[AIM OF THE EXERCISE]
Would you pull out every line of the material that contains the string "call"?

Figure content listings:
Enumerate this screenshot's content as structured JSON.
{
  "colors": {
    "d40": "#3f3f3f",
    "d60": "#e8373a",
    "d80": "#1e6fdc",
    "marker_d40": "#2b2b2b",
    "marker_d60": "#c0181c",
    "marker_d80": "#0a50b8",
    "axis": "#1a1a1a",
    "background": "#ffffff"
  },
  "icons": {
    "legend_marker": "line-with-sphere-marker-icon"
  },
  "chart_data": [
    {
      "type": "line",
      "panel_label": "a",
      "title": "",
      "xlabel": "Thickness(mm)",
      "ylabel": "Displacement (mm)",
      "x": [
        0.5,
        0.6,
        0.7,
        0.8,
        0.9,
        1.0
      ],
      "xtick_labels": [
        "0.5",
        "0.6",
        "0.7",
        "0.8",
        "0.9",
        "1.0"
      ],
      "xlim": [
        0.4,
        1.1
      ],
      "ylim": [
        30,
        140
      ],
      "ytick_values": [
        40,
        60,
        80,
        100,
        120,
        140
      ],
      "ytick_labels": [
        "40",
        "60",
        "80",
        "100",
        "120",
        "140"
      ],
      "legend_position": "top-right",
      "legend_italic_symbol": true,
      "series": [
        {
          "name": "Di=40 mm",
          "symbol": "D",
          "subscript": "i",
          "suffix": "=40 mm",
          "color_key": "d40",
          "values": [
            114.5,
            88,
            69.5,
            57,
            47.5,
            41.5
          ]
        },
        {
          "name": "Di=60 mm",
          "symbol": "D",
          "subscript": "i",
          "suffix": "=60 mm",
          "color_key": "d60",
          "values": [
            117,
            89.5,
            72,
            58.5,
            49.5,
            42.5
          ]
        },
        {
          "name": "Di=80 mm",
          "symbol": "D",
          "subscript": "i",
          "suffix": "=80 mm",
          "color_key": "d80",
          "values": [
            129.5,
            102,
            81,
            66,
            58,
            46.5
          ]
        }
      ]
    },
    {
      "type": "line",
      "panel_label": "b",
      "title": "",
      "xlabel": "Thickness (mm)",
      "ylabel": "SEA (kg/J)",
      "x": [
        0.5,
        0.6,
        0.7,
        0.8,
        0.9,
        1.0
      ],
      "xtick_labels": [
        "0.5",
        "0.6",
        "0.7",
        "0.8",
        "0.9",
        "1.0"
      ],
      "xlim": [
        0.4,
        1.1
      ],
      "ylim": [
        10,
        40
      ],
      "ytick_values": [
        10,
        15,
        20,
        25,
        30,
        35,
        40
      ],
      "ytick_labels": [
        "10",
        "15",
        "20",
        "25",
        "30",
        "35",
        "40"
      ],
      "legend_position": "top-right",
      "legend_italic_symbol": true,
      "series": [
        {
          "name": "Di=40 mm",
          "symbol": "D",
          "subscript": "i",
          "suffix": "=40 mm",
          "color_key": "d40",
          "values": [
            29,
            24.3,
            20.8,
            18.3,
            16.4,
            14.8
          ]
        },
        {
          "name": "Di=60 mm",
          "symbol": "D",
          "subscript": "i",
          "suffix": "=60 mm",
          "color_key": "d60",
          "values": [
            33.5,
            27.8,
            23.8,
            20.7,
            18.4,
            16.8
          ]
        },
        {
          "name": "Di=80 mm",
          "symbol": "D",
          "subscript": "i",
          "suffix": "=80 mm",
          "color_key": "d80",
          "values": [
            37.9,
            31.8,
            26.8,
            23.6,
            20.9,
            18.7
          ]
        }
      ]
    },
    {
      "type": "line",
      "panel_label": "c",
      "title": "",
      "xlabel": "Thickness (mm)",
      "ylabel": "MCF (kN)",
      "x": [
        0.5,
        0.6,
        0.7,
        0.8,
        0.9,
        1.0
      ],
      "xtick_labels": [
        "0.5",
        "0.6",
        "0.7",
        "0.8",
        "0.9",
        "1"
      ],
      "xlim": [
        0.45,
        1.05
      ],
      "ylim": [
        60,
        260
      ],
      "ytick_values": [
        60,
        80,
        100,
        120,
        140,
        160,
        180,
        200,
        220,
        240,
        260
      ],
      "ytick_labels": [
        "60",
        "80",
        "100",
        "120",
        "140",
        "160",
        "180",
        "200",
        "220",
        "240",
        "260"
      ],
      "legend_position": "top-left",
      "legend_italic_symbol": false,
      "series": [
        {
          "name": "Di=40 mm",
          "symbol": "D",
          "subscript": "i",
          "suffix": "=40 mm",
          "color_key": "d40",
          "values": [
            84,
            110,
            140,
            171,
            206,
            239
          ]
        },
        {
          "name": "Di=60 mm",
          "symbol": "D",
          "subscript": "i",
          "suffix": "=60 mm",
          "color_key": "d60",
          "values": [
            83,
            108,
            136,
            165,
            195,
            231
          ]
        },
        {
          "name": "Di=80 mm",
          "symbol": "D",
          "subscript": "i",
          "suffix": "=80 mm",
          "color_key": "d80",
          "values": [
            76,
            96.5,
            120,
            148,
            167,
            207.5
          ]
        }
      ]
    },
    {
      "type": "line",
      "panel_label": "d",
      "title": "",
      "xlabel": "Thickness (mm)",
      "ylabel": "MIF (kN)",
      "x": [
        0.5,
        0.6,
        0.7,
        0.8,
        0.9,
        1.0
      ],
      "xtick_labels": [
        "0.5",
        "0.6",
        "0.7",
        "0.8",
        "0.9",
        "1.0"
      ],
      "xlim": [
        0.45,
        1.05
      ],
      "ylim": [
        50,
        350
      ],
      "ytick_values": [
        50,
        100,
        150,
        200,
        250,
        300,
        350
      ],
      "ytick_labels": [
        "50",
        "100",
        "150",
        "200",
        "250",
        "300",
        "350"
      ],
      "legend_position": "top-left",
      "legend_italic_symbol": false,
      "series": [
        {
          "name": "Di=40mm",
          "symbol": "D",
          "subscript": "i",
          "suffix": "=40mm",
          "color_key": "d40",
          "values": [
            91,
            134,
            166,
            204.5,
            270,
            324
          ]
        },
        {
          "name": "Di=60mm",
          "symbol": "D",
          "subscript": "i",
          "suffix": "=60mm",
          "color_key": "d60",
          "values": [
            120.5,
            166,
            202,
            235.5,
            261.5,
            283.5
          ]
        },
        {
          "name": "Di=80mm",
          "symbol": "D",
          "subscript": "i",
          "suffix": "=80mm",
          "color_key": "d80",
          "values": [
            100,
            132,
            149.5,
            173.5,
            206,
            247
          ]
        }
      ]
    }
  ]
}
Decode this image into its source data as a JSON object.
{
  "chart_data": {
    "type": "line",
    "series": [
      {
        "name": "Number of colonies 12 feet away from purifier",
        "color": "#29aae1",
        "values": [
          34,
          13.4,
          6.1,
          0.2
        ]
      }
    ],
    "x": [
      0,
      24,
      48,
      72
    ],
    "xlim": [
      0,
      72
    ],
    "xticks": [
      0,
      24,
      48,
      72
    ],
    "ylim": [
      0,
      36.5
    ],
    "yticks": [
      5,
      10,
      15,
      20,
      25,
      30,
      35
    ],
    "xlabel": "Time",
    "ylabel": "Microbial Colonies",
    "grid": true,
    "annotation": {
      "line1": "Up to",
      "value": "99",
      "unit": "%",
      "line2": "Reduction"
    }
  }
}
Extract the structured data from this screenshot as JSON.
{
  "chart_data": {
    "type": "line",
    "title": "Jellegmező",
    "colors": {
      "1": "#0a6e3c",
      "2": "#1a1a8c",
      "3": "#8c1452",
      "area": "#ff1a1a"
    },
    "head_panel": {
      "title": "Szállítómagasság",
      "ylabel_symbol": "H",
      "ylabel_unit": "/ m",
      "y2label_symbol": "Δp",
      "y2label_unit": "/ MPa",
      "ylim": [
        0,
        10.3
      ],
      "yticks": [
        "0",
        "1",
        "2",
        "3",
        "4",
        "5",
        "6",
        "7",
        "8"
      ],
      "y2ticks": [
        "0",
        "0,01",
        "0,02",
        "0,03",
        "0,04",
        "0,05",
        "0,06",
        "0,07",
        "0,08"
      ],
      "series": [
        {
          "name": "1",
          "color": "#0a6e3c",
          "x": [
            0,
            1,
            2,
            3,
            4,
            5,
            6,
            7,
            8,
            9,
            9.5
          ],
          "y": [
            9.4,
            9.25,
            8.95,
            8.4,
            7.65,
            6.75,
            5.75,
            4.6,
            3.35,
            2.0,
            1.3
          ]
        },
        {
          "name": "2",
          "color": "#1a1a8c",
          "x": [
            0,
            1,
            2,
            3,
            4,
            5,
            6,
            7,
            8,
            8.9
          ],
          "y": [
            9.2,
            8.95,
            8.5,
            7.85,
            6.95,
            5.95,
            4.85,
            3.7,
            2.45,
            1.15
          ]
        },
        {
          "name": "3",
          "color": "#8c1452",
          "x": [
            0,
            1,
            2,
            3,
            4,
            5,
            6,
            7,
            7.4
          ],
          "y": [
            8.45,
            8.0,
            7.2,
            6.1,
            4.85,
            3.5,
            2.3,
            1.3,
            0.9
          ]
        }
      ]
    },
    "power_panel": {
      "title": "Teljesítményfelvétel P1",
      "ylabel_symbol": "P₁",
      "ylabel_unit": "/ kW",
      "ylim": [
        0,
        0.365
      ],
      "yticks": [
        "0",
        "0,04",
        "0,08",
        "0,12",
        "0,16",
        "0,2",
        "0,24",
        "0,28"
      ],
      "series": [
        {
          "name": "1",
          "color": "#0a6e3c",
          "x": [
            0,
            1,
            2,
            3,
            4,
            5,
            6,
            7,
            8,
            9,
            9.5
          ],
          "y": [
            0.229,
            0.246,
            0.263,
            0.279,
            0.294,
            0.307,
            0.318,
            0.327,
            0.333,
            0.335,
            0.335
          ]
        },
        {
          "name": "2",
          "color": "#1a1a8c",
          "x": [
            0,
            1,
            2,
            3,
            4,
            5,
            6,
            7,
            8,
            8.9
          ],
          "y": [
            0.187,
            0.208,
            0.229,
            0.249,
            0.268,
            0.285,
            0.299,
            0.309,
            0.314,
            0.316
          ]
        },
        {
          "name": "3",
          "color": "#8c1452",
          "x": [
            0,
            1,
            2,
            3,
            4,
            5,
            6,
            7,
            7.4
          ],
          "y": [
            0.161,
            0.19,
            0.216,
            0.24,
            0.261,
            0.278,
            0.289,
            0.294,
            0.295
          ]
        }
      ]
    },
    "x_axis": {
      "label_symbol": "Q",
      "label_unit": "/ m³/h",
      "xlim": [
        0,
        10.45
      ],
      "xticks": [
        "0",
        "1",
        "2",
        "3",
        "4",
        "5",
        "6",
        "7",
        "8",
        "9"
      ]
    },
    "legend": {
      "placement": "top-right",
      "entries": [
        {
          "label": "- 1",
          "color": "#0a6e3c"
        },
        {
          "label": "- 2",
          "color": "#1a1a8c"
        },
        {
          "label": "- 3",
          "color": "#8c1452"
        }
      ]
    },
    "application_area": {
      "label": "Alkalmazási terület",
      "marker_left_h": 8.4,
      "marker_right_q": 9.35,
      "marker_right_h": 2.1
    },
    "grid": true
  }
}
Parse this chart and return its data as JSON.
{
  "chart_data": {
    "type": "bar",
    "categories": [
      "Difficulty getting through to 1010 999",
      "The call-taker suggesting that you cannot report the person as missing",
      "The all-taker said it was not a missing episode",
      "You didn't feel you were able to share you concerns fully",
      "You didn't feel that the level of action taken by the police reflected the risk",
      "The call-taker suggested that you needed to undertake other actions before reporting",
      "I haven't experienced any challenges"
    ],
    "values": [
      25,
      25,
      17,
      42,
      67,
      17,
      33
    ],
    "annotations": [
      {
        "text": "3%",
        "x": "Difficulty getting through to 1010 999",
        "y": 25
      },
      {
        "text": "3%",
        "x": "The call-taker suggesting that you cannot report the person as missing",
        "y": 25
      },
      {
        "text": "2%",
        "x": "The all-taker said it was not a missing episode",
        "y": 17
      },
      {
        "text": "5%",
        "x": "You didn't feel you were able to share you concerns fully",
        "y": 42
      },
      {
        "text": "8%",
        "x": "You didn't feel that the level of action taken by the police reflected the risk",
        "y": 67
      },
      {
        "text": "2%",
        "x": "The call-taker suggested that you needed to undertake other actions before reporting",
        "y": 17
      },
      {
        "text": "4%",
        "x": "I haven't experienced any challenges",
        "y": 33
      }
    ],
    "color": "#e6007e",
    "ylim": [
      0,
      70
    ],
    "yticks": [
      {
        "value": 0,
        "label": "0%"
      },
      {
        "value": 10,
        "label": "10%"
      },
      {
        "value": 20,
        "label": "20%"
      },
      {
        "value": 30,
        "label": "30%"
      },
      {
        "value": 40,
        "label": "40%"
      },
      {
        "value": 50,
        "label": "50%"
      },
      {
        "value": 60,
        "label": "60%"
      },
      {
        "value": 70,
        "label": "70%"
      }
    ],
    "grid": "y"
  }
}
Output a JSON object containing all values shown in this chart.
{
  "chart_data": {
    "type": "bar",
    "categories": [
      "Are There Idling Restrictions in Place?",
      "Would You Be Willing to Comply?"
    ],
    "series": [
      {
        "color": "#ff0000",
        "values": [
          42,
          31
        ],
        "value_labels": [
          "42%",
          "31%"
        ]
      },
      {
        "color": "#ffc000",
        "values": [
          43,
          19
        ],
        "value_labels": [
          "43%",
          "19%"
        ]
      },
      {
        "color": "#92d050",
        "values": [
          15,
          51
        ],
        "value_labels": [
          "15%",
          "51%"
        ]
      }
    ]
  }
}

[EXERCISE SOLUTION]
      "The call-taker suggesting that you cannot report the person as missing",
      "The call-taker suggested that you needed to undertake other actions before reporting",
        "x": "The call-taker suggesting that you cannot report the person as missing",
        "x": "The call-taker suggested that you needed to undertake other actions before reporting",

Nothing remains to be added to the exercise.